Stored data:
------------------------------
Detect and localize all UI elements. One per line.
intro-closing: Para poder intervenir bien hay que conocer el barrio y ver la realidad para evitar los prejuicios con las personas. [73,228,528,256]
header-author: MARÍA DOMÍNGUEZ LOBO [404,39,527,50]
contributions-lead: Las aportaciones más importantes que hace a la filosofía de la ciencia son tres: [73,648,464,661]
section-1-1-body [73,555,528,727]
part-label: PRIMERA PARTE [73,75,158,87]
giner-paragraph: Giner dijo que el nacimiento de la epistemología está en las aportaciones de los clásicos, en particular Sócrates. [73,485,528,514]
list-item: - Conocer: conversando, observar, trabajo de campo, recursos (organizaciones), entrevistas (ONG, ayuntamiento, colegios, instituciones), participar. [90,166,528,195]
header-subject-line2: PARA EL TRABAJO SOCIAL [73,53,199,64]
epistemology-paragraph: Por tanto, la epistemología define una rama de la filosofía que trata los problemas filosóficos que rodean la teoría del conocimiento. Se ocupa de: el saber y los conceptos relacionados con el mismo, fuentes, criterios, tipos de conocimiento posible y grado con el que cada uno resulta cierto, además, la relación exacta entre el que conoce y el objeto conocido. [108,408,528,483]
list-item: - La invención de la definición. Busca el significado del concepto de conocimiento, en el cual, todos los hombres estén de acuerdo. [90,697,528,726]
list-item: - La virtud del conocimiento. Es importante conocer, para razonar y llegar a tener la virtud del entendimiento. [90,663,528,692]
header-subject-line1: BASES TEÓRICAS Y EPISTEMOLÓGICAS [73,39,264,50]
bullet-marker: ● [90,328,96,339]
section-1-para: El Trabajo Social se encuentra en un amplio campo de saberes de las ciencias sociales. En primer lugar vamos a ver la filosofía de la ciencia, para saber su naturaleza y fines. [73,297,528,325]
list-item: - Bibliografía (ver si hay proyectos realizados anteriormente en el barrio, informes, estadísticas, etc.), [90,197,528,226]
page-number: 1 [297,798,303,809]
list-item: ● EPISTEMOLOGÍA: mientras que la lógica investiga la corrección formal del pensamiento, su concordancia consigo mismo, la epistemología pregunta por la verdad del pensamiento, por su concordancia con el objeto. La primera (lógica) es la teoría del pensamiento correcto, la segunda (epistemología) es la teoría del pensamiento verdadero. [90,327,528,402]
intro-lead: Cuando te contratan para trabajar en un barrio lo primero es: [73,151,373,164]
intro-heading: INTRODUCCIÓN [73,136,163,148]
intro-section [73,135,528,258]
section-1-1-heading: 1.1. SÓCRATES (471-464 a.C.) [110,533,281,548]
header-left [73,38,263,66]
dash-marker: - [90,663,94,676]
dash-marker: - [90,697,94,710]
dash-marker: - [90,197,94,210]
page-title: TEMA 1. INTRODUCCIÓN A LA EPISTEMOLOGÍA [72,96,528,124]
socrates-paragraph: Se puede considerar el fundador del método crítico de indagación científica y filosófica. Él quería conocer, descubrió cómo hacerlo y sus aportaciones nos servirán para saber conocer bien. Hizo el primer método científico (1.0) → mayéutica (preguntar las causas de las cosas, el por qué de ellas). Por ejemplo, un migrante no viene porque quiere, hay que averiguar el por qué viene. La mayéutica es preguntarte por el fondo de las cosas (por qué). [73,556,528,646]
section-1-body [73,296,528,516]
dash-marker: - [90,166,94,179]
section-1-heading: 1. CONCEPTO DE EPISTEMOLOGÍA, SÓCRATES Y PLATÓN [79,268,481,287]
------------------------------
TASK INSTRUCTIONS:
Reproduce every row above, character for character and in the same order.

TASK ANSWER:
Detect and localize all UI elements. One per line.
intro-closing: Para poder intervenir bien hay que conocer el barrio y ver la realidad para evitar los prejuicios con las personas. [73,228,528,256]
header-author: MARÍA DOMÍNGUEZ LOBO [404,39,527,50]
contributions-lead: Las aportaciones más importantes que hace a la filosofía de la ciencia son tres: [73,648,464,661]
section-1-1-body [73,555,528,727]
part-label: PRIMERA PARTE [73,75,158,87]
giner-paragraph: Giner dijo que el nacimiento de la epistemología está en las aportaciones de los clásicos, en particular Sócrates. [73,485,528,514]
list-item: - Conocer: conversando, observar, trabajo de campo, recursos (organizaciones), entrevistas (ONG, ayuntamiento, colegios, instituciones), participar. [90,166,528,195]
header-subject-line2: PARA EL TRABAJO SOCIAL [73,53,199,64]
epistemology-paragraph: Por tanto, la epistemología define una rama de la filosofía que trata los problemas filosóficos que rodean la teoría del conocimiento. Se ocupa de: el saber y los conceptos relacionados con el mismo, fuentes, criterios, tipos de conocimiento posible y grado con el que cada uno resulta cierto, además, la relación exacta entre el que conoce y el objeto conocido. [108,408,528,483]
list-item: - La invención de la definición. Busca el significado del concepto de conocimiento, en el cual, todos los hombres estén de acuerdo. [90,697,528,726]
list-item: - La virtud del conocimiento. Es importante conocer, para razonar y llegar a tener la virtud del entendimiento. [90,663,528,692]
header-subject-line1: BASES TEÓRICAS Y EPISTEMOLÓGICAS [73,39,264,50]
bullet-marker: ● [90,328,96,339]
section-1-para: El Trabajo Social se encuentra en un amplio campo de saberes de las ciencias sociales. En primer lugar vamos a ver la filosofía de la ciencia, para saber su naturaleza y fines. [73,297,528,325]
list-item: - Bibliografía (ver si hay proyectos realizados anteriormente en el barrio, informes, estadísticas, etc.), [90,197,528,226]
page-number: 1 [297,798,303,809]
list-item: ● EPISTEMOLOGÍA: mientras que la lógica investiga la corrección formal del pensamiento, su concordancia consigo mismo, la epistemología pregunta por la verdad del pensamiento, por su concordancia con el objeto. La primera (lógica) es la teoría del pensamiento correcto, la segunda (epistemología) es la teoría del pensamiento verdadero. [90,327,528,402]
intro-lead: Cuando te contratan para trabajar en un barrio lo primero es: [73,151,373,164]
intro-heading: INTRODUCCIÓN [73,136,163,148]
intro-section [73,135,528,258]
section-1-1-heading: 1.1. SÓCRATES (471-464 a.C.) [110,533,281,548]
header-left [73,38,263,66]
dash-marker: - [90,663,94,676]
dash-marker: - [90,697,94,710]
dash-marker: - [90,197,94,210]
page-title: TEMA 1. INTRODUCCIÓN A LA EPISTEMOLOGÍA [72,96,528,124]
socrates-paragraph: Se puede considerar el fundador del método crítico de indagación científica y filosófica. Él quería conocer, descubrió cómo hacerlo y sus aportaciones nos servirán para saber conocer bien. Hizo el primer método científico (1.0) → mayéutica (preguntar las causas de las cosas, el por qué de ellas). Por ejemplo, un migrante no viene porque quiere, hay que averiguar el por qué viene. La mayéutica es preguntarte por el fondo de las cosas (por qué). [73,556,528,646]
section-1-body [73,296,528,516]
dash-marker: - [90,166,94,179]
section-1-heading: 1. CONCEPTO DE EPISTEMOLOGÍA, SÓCRATES Y PLATÓN [79,268,481,287]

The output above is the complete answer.